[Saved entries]
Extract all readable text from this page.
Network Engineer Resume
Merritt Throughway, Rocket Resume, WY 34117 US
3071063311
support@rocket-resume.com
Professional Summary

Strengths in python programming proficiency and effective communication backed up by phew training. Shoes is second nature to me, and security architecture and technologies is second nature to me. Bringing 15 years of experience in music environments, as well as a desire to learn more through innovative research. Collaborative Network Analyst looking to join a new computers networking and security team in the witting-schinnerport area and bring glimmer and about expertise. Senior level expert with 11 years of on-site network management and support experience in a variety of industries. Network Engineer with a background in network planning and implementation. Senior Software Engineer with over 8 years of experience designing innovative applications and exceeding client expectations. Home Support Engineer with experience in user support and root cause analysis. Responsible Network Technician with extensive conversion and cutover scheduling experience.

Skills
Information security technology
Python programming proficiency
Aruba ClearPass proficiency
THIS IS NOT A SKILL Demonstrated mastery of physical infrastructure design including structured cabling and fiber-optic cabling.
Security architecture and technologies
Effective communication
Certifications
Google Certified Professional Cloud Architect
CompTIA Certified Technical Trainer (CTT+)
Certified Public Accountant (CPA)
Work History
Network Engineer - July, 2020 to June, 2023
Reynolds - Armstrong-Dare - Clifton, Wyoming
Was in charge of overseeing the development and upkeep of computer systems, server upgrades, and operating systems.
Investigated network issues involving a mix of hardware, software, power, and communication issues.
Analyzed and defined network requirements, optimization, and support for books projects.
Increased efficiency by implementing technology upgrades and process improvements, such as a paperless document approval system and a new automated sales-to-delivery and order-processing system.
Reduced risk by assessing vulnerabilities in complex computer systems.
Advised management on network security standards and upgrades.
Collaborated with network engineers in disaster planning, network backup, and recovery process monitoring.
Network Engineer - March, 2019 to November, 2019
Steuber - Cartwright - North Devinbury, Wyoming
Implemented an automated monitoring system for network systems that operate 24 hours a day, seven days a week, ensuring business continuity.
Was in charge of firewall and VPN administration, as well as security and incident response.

* [WHAT THE TASK ASKS]: Using the material above, gather every line that includes "communication".

* [TASK RESPONSE]:
Strengths in python programming proficiency and effective communication backed up by phew training. Shoes is second nature to me, and security architecture and technologies is second nature to me. Bringing 15 years of experience in music environments, as well as a desire to learn more through innovative research. Collaborative Network Analyst looking to join a new computers networking and security team in the witting-schinnerport area and bring glimmer and about expertise. Senior level expert with 11 years of on-site network management and support experience in a variety of industries. Network Engineer with a background in network planning and implementation. Senior Software Engineer with over 8 years of experience designing innovative applications and exceeding client expectations. Home Support Engineer with experience in user support and root cause analysis. Responsible Network Technician with extensive conversion and cutover scheduling experience.
Effective communication
Investigated network issues involving a mix of hardware, software, power, and communication issues.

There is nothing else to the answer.